• INSTRUCTIONS FOR THE TASK: Reproduce the following records exactly from the line containing "Decode this chart: output" onward, ending with the last line and including it.

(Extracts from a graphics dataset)
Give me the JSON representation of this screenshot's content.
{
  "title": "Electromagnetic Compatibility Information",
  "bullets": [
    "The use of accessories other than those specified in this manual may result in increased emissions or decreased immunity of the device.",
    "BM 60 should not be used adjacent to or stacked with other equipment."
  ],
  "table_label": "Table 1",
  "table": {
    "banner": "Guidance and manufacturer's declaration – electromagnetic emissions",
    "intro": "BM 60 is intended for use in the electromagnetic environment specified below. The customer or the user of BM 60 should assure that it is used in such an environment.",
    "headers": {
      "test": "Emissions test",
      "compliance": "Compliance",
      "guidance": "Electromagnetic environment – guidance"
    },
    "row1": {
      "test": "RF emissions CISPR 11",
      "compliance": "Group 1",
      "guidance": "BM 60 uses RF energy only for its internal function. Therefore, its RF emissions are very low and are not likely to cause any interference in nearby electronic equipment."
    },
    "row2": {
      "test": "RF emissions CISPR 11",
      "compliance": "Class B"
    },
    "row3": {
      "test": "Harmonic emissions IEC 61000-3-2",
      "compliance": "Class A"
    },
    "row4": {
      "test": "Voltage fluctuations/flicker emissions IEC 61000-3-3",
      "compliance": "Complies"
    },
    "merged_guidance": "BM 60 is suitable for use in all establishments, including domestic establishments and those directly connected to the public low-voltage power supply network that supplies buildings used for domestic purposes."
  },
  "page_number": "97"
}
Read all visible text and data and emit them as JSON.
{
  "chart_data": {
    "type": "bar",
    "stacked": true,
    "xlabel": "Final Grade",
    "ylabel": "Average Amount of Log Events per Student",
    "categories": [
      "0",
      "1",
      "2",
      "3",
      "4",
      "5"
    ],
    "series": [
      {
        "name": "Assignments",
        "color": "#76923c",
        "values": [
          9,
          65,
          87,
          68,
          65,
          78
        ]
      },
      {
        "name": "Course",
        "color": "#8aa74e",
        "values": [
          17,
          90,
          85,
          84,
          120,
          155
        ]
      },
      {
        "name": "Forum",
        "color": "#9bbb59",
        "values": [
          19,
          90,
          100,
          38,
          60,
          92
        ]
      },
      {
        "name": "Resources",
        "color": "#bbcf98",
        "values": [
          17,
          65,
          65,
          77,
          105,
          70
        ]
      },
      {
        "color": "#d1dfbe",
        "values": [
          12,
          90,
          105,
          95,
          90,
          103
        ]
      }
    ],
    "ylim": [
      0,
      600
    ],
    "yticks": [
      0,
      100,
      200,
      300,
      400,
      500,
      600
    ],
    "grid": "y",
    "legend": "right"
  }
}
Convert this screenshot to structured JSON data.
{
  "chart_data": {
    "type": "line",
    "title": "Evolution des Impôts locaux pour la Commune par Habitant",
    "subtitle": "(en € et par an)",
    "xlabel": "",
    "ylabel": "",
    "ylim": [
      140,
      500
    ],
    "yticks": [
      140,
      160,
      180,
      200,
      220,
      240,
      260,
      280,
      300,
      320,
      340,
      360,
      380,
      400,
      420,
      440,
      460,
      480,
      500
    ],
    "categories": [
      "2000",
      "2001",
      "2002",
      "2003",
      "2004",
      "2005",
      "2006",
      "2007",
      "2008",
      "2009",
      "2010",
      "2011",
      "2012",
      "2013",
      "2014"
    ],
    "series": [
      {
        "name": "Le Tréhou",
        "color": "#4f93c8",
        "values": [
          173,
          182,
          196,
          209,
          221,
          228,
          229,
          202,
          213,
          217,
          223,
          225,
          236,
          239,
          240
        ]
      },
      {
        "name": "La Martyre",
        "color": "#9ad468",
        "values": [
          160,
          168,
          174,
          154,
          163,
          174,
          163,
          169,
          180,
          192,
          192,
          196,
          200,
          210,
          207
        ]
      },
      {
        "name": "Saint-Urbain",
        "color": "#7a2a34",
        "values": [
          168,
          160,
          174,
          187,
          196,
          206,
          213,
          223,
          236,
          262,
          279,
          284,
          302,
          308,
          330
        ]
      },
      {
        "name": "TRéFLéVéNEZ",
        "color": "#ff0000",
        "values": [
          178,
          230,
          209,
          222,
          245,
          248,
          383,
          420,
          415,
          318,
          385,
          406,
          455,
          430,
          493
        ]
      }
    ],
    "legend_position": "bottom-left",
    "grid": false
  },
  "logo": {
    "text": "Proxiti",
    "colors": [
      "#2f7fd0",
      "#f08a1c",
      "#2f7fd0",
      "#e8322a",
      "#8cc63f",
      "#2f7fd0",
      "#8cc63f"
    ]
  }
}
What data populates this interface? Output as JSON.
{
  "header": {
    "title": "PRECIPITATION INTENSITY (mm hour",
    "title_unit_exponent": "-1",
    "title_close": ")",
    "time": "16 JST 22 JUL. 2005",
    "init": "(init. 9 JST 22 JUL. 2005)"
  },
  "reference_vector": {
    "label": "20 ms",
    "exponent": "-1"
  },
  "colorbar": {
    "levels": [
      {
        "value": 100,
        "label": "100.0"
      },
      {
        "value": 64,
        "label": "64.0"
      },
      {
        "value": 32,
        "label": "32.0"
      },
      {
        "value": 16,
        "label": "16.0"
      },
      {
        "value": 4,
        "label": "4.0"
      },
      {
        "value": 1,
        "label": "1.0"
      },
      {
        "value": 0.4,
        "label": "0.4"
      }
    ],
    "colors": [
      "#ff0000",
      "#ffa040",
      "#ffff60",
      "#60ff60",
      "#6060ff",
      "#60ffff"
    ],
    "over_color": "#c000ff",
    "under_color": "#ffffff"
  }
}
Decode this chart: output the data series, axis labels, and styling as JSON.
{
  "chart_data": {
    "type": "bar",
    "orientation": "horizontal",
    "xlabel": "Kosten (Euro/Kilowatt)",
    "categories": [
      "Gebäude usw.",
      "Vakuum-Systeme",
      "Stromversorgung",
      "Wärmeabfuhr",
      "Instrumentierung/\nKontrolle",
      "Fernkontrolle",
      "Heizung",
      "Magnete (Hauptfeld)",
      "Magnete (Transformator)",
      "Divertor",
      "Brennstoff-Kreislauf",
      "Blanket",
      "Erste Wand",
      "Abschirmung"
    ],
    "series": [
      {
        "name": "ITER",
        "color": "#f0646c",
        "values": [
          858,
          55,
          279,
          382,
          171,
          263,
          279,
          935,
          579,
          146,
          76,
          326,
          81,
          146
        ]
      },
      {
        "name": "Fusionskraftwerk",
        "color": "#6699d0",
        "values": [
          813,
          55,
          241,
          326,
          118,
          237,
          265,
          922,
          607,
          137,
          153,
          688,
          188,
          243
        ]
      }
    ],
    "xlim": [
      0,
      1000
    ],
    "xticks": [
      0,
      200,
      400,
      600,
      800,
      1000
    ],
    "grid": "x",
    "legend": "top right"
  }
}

• WRITTEN SOLUTION:
Decode this chart: output the data series, axis labels, and styling as JSON.
{
  "chart_data": {
    "type": "bar",
    "orientation": "horizontal",
    "xlabel": "Kosten (Euro/Kilowatt)",
    "categories": [
      "Gebäude usw.",
      "Vakuum-Systeme",
      "Stromversorgung",
      "Wärmeabfuhr",
      "Instrumentierung/\nKontrolle",
      "Fernkontrolle",
      "Heizung",
      "Magnete (Hauptfeld)",
      "Magnete (Transformator)",
      "Divertor",
      "Brennstoff-Kreislauf",
      "Blanket",
      "Erste Wand",
      "Abschirmung"
    ],
    "series": [
      {
        "name": "ITER",
        "color": "#f0646c",
        "values": [
          858,
          55,
          279,
          382,
          171,
          263,
          279,
          935,
          579,
          146,
          76,
          326,
          81,
          146
        ]
      },
      {
        "name": "Fusionskraftwerk",
        "color": "#6699d0",
        "values": [
          813,
          55,
          241,
          326,
          118,
          237,
          265,
          922,
          607,
          137,
          153,
          688,
          188,
          243
        ]
      }
    ],
    "xlim": [
      0,
      1000
    ],
    "xticks": [
      0,
      200,
      400,
      600,
      800,
      1000
    ],
    "grid": "x",
    "legend": "top right"
  }
}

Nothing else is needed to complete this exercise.